*DATASET RECORDS*.

★ ★ ★ ★

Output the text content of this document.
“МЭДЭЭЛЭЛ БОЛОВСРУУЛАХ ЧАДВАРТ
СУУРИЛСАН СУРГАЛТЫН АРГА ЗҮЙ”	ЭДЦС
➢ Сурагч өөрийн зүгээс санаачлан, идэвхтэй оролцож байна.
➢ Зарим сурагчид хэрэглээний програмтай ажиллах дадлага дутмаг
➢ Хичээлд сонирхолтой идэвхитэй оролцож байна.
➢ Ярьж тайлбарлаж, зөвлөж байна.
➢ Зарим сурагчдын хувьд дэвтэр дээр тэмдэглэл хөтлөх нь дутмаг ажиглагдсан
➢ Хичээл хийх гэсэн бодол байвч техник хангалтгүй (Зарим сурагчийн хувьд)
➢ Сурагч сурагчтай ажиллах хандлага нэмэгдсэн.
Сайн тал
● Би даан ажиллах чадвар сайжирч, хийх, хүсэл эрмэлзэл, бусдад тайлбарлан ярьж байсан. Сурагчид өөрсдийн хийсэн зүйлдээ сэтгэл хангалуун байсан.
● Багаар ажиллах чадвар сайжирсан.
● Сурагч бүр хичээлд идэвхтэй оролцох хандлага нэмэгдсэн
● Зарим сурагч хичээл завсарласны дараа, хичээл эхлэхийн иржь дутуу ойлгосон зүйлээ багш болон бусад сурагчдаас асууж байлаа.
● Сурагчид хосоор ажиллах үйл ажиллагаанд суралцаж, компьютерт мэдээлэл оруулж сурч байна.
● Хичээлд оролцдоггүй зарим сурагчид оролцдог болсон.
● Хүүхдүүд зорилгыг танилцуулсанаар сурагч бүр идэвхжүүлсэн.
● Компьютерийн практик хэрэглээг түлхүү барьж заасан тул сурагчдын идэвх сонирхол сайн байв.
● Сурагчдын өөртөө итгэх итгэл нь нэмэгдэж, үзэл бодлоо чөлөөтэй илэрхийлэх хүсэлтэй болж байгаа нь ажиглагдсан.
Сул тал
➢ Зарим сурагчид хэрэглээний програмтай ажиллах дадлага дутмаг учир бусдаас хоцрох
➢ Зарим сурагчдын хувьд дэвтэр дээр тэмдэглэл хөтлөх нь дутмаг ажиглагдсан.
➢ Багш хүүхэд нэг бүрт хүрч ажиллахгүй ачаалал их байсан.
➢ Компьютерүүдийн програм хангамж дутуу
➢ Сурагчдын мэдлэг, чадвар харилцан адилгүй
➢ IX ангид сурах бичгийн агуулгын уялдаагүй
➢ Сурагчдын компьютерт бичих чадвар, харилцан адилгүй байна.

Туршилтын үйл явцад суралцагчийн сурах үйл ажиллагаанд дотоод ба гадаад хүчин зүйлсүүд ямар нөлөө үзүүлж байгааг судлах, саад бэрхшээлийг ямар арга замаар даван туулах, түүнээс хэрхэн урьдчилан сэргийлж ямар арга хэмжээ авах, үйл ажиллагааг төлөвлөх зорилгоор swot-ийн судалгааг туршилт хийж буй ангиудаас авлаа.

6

★ ★ ★ ★

*TASK DETAILS*. Using the listing above, work out how many of its lines include "ажиглагдсан", and give only the result.

*RESULT FOR THIS TASK*. 3